→ **THE PROBLEM**: All records must be quoted exactly. Omit the pictures.
◆ ◆ ◆
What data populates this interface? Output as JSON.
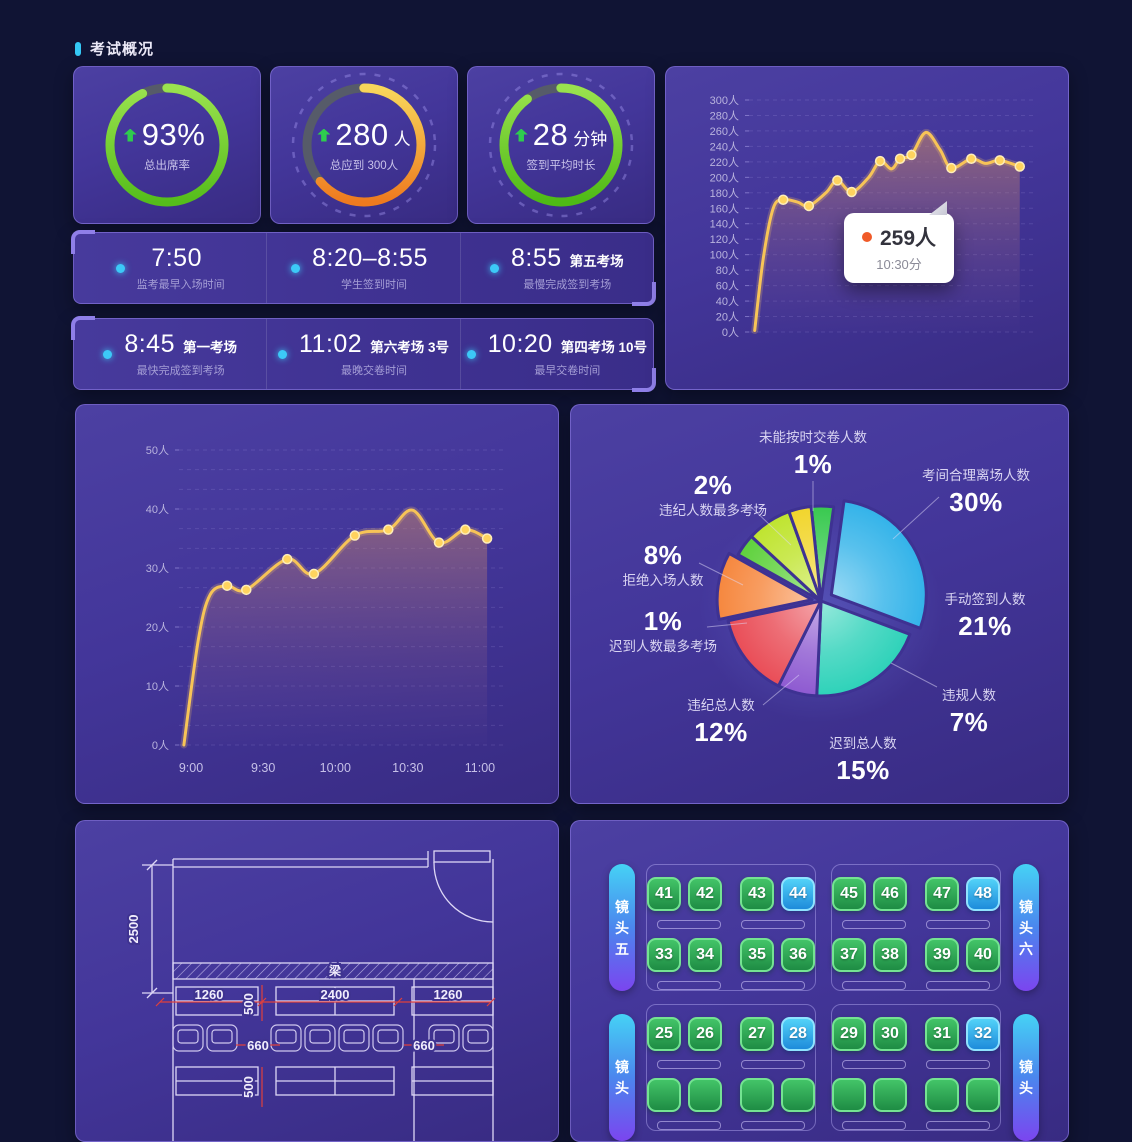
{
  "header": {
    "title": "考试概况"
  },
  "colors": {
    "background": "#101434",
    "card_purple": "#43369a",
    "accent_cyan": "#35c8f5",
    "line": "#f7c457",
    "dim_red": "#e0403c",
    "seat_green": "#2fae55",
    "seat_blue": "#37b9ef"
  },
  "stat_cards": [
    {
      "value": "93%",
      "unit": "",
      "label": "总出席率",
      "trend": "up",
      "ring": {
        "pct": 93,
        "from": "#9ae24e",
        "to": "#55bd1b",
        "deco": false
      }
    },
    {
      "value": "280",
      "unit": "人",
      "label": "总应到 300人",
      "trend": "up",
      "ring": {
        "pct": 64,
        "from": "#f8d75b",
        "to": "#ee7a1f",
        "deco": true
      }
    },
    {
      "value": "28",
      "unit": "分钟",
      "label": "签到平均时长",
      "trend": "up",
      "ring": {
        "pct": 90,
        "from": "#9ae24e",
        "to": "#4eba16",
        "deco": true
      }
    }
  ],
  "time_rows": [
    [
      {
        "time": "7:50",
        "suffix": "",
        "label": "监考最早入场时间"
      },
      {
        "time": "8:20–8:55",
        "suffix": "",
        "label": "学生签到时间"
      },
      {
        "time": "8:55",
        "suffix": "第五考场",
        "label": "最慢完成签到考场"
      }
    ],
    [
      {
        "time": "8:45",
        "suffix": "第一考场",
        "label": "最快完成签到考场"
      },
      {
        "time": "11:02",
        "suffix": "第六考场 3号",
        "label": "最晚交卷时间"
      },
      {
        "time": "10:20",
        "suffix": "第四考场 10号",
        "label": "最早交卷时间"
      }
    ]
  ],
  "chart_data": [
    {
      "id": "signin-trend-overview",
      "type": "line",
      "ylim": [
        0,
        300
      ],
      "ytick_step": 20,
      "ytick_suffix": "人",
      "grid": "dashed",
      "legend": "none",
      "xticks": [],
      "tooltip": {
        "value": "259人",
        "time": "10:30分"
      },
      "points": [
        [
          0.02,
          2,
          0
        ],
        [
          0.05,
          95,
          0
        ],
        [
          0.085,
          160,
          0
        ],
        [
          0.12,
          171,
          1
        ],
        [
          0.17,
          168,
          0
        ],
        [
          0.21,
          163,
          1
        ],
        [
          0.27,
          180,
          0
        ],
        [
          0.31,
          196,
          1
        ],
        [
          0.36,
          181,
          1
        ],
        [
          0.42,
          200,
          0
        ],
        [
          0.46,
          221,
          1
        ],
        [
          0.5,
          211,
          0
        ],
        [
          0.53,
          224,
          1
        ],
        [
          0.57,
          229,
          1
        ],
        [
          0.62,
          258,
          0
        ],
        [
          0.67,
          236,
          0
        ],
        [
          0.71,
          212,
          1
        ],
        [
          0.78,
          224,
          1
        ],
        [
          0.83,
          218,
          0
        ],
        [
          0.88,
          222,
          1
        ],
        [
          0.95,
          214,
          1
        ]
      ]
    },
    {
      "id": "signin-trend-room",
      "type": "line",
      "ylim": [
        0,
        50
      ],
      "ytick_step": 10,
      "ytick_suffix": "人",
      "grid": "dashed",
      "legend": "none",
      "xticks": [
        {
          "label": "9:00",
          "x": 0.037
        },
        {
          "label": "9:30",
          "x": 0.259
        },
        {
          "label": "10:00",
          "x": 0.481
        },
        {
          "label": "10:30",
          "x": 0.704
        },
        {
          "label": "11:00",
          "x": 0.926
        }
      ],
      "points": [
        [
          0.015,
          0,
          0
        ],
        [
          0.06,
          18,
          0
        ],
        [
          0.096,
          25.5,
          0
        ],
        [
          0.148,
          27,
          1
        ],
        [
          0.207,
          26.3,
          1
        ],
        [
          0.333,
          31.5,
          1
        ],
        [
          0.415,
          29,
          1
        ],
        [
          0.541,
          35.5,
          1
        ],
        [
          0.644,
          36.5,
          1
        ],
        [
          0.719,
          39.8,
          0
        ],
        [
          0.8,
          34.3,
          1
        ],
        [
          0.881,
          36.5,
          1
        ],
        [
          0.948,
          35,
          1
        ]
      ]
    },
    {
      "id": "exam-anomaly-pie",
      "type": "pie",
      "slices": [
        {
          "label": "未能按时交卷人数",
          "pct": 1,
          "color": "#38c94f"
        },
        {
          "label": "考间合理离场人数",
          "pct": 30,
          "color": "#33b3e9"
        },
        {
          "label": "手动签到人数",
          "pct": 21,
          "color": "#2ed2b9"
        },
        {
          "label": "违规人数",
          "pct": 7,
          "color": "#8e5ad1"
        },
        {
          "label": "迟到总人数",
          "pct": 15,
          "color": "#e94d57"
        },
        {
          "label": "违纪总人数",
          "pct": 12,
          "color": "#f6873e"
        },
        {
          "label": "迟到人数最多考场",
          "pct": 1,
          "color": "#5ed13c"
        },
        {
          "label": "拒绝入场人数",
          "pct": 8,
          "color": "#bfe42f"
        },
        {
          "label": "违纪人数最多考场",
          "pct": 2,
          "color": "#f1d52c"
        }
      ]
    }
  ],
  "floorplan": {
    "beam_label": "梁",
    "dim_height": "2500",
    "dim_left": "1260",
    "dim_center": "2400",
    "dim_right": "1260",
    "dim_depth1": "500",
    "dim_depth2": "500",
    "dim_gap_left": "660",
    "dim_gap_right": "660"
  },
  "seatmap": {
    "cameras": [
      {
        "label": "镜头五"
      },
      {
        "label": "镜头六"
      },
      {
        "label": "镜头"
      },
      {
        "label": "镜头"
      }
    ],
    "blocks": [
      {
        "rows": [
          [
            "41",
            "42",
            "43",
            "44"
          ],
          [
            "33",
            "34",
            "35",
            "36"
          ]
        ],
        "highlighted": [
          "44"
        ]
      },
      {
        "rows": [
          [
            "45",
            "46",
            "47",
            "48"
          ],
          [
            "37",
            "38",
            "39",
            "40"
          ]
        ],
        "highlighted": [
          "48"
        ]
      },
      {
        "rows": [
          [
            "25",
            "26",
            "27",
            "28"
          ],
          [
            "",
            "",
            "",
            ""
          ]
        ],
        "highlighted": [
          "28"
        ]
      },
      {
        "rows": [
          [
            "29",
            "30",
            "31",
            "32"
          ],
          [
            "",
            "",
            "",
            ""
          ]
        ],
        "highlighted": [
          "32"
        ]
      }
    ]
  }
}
◆ ◆ ◆
→ **OUTPUT FOR THIS EXERCISE**:
What data populates this interface? Output as JSON.
{
  "header": {
    "title": "考试概况"
  },
  "colors": {
    "background": "#101434",
    "card_purple": "#43369a",
    "accent_cyan": "#35c8f5",
    "line": "#f7c457",
    "dim_red": "#e0403c",
    "seat_green": "#2fae55",
    "seat_blue": "#37b9ef"
  },
  "stat_cards": [
    {
      "value": "93%",
      "unit": "",
      "label": "总出席率",
      "trend": "up",
      "ring": {
        "pct": 93,
        "from": "#9ae24e",
        "to": "#55bd1b",
        "deco": false
      }
    },
    {
      "value": "280",
      "unit": "人",
      "label": "总应到 300人",
      "trend": "up",
      "ring": {
        "pct": 64,
        "from": "#f8d75b",
        "to": "#ee7a1f",
        "deco": true
      }
    },
    {
      "value": "28",
      "unit": "分钟",
      "label": "签到平均时长",
      "trend": "up",
      "ring": {
        "pct": 90,
        "from": "#9ae24e",
        "to": "#4eba16",
        "deco": true
      }
    }
  ],
  "time_rows": [
    [
      {
        "time": "7:50",
        "suffix": "",
        "label": "监考最早入场时间"
      },
      {
        "time": "8:20–8:55",
        "suffix": "",
        "label": "学生签到时间"
      },
      {
        "time": "8:55",
        "suffix": "第五考场",
        "label": "最慢完成签到考场"
      }
    ],
    [
      {
        "time": "8:45",
        "suffix": "第一考场",
        "label": "最快完成签到考场"
      },
      {
        "time": "11:02",
        "suffix": "第六考场 3号",
        "label": "最晚交卷时间"
      },
      {
        "time": "10:20",
        "suffix": "第四考场 10号",
        "label": "最早交卷时间"
      }
    ]
  ],
  "chart_data": [
    {
      "id": "signin-trend-overview",
      "type": "line",
      "ylim": [
        0,
        300
      ],
      "ytick_step": 20,
      "ytick_suffix": "人",
      "grid": "dashed",
      "legend": "none",
      "xticks": [],
      "tooltip": {
        "value": "259人",
        "time": "10:30分"
      },
      "points": [
        [
          0.02,
          2,
          0
        ],
        [
          0.05,
          95,
          0
        ],
        [
          0.085,
          160,
          0
        ],
        [
          0.12,
          171,
          1
        ],
        [
          0.17,
          168,
          0
        ],
        [
          0.21,
          163,
          1
        ],
        [
          0.27,
          180,
          0
        ],
        [
          0.31,
          196,
          1
        ],
        [
          0.36,
          181,
          1
        ],
        [
          0.42,
          200,
          0
        ],
        [
          0.46,
          221,
          1
        ],
        [
          0.5,
          211,
          0
        ],
        [
          0.53,
          224,
          1
        ],
        [
          0.57,
          229,
          1
        ],
        [
          0.62,
          258,
          0
        ],
        [
          0.67,
          236,
          0
        ],
        [
          0.71,
          212,
          1
        ],
        [
          0.78,
          224,
          1
        ],
        [
          0.83,
          218,
          0
        ],
        [
          0.88,
          222,
          1
        ],
        [
          0.95,
          214,
          1
        ]
      ]
    },
    {
      "id": "signin-trend-room",
      "type": "line",
      "ylim": [
        0,
        50
      ],
      "ytick_step": 10,
      "ytick_suffix": "人",
      "grid": "dashed",
      "legend": "none",
      "xticks": [
        {
          "label": "9:00",
          "x": 0.037
        },
        {
          "label": "9:30",
          "x": 0.259
        },
        {
          "label": "10:00",
          "x": 0.481
        },
        {
          "label": "10:30",
          "x": 0.704
        },
        {
          "label": "11:00",
          "x": 0.926
        }
      ],
      "points": [
        [
          0.015,
          0,
          0
        ],
        [
          0.06,
          18,
          0
        ],
        [
          0.096,
          25.5,
          0
        ],
        [
          0.148,
          27,
          1
        ],
        [
          0.207,
          26.3,
          1
        ],
        [
          0.333,
          31.5,
          1
        ],
        [
          0.415,
          29,
          1
        ],
        [
          0.541,
          35.5,
          1
        ],
        [
          0.644,
          36.5,
          1
        ],
        [
          0.719,
          39.8,
          0
        ],
        [
          0.8,
          34.3,
          1
        ],
        [
          0.881,
          36.5,
          1
        ],
        [
          0.948,
          35,
          1
        ]
      ]
    },
    {
      "id": "exam-anomaly-pie",
      "type": "pie",
      "slices": [
        {
          "label": "未能按时交卷人数",
          "pct": 1,
          "color": "#38c94f"
        },
        {
          "label": "考间合理离场人数",
          "pct": 30,
          "color": "#33b3e9"
        },
        {
          "label": "手动签到人数",
          "pct": 21,
          "color": "#2ed2b9"
        },
        {
          "label": "违规人数",
          "pct": 7,
          "color": "#8e5ad1"
        },
        {
          "label": "迟到总人数",
          "pct": 15,
          "color": "#e94d57"
        },
        {
          "label": "违纪总人数",
          "pct": 12,
          "color": "#f6873e"
        },
        {
          "label": "迟到人数最多考场",
          "pct": 1,
          "color": "#5ed13c"
        },
        {
          "label": "拒绝入场人数",
          "pct": 8,
          "color": "#bfe42f"
        },
        {
          "label": "违纪人数最多考场",
          "pct": 2,
          "color": "#f1d52c"
        }
      ]
    }
  ],
  "floorplan": {
    "beam_label": "梁",
    "dim_height": "2500",
    "dim_left": "1260",
    "dim_center": "2400",
    "dim_right": "1260",
    "dim_depth1": "500",
    "dim_depth2": "500",
    "dim_gap_left": "660",
    "dim_gap_right": "660"
  },
  "seatmap": {
    "cameras": [
      {
        "label": "镜头五"
      },
      {
        "label": "镜头六"
      },
      {
        "label": "镜头"
      },
      {
        "label": "镜头"
      }
    ],
    "blocks": [
      {
        "rows": [
          [
            "41",
            "42",
            "43",
            "44"
          ],
          [
            "33",
            "34",
            "35",
            "36"
          ]
        ],
        "highlighted": [
          "44"
        ]
      },
      {
        "rows": [
          [
            "45",
            "46",
            "47",
            "48"
          ],
          [
            "37",
            "38",
            "39",
            "40"
          ]
        ],
        "highlighted": [
          "48"
        ]
      },
      {
        "rows": [
          [
            "25",
            "26",
            "27",
            "28"
          ],
          [
            "",
            "",
            "",
            ""
          ]
        ],
        "highlighted": [
          "28"
        ]
      },
      {
        "rows": [
          [
            "29",
            "30",
            "31",
            "32"
          ],
          [
            "",
            "",
            "",
            ""
          ]
        ],
        "highlighted": [
          "32"
        ]
      }
    ]
  }
}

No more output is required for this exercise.